# DIRECTIVE:
Copy every line of the material below word for word.

# STORED DATA:
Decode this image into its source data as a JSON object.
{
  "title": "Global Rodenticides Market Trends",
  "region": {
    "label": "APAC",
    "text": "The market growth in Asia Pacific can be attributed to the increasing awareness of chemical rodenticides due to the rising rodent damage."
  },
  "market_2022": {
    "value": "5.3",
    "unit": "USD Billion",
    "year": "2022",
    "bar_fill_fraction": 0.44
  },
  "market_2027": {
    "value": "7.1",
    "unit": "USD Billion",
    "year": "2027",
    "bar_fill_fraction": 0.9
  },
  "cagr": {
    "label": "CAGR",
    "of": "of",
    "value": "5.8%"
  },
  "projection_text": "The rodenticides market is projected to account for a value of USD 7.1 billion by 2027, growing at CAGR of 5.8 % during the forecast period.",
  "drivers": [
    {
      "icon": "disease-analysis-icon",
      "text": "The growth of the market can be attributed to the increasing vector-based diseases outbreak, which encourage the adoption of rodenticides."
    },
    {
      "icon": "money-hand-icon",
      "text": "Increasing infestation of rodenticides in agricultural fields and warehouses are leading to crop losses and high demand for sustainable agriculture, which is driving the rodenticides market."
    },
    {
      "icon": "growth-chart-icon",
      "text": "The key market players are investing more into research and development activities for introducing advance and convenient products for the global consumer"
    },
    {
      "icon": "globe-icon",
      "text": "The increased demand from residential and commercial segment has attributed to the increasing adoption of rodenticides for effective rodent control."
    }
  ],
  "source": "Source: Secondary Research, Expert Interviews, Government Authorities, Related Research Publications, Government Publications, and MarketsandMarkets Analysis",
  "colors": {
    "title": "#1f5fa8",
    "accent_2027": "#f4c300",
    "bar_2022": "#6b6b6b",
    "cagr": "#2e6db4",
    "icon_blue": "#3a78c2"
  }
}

# COMPLETE RESPONSE:
Decode this image into its source data as a JSON object.
{
  "title": "Global Rodenticides Market Trends",
  "region": {
    "label": "APAC",
    "text": "The market growth in Asia Pacific can be attributed to the increasing awareness of chemical rodenticides due to the rising rodent damage."
  },
  "market_2022": {
    "value": "5.3",
    "unit": "USD Billion",
    "year": "2022",
    "bar_fill_fraction": 0.44
  },
  "market_2027": {
    "value": "7.1",
    "unit": "USD Billion",
    "year": "2027",
    "bar_fill_fraction": 0.9
  },
  "cagr": {
    "label": "CAGR",
    "of": "of",
    "value": "5.8%"
  },
  "projection_text": "The rodenticides market is projected to account for a value of USD 7.1 billion by 2027, growing at CAGR of 5.8 % during the forecast period.",
  "drivers": [
    {
      "icon": "disease-analysis-icon",
      "text": "The growth of the market can be attributed to the increasing vector-based diseases outbreak, which encourage the adoption of rodenticides."
    },
    {
      "icon": "money-hand-icon",
      "text": "Increasing infestation of rodenticides in agricultural fields and warehouses are leading to crop losses and high demand for sustainable agriculture, which is driving the rodenticides market."
    },
    {
      "icon": "growth-chart-icon",
      "text": "The key market players are investing more into research and development activities for introducing advance and convenient products for the global consumer"
    },
    {
      "icon": "globe-icon",
      "text": "The increased demand from residential and commercial segment has attributed to the increasing adoption of rodenticides for effective rodent control."
    }
  ],
  "source": "Source: Secondary Research, Expert Interviews, Government Authorities, Related Research Publications, Government Publications, and MarketsandMarkets Analysis",
  "colors": {
    "title": "#1f5fa8",
    "accent_2027": "#f4c300",
    "bar_2022": "#6b6b6b",
    "cagr": "#2e6db4",
    "icon_blue": "#3a78c2"
  }
}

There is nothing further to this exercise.